Identify each line below containing the string "limits" and copy it.

▶ Stored records:

□ □ □

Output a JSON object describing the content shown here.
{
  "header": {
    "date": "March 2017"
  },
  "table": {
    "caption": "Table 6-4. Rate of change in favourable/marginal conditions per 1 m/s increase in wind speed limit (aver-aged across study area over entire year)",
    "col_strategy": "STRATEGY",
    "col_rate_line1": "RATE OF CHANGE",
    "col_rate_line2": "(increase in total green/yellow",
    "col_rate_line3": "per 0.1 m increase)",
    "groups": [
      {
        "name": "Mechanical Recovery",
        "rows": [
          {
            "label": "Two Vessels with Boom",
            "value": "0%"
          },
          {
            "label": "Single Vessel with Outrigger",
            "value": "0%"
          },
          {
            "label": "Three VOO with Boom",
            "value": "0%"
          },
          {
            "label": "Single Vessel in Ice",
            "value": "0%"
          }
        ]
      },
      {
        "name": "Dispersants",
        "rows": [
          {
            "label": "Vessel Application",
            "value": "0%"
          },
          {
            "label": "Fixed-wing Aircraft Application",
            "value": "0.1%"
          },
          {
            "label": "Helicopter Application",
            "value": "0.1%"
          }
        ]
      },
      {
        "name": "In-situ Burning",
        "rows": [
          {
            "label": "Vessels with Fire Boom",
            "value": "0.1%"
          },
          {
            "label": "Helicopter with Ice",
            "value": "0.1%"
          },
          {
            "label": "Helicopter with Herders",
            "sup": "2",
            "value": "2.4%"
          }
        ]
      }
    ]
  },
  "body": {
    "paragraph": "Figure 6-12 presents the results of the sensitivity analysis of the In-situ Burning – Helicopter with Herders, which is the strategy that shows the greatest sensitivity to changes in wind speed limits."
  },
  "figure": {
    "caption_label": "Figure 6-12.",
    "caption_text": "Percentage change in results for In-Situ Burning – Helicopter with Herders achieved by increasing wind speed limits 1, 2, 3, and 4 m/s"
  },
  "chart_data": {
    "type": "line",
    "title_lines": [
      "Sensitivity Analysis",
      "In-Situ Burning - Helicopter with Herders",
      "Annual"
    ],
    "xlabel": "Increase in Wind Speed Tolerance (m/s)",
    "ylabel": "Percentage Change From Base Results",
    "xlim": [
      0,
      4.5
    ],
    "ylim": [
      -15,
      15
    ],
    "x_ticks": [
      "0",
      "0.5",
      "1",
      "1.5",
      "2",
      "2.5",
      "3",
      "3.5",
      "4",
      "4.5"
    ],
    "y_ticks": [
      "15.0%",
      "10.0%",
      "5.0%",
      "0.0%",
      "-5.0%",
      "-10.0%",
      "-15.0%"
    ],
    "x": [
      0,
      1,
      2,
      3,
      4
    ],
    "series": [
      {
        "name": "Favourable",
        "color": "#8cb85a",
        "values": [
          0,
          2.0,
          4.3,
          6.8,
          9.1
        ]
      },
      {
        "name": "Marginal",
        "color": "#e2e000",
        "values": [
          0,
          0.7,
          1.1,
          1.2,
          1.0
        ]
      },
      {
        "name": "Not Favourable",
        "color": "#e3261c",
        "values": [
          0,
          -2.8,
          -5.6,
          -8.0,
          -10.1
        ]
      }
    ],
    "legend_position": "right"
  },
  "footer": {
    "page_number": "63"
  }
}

□ □ □

▶ Answer for this exercise:
    "paragraph": "Figure 6-12 presents the results of the sensitivity analysis of the In-situ Burning – Helicopter with Herders, which is the strategy that shows the greatest sensitivity to changes in wind speed limits."
    "caption_text": "Percentage change in results for In-Situ Burning – Helicopter with Herders achieved by increasing wind speed limits 1, 2, 3, and 4 m/s"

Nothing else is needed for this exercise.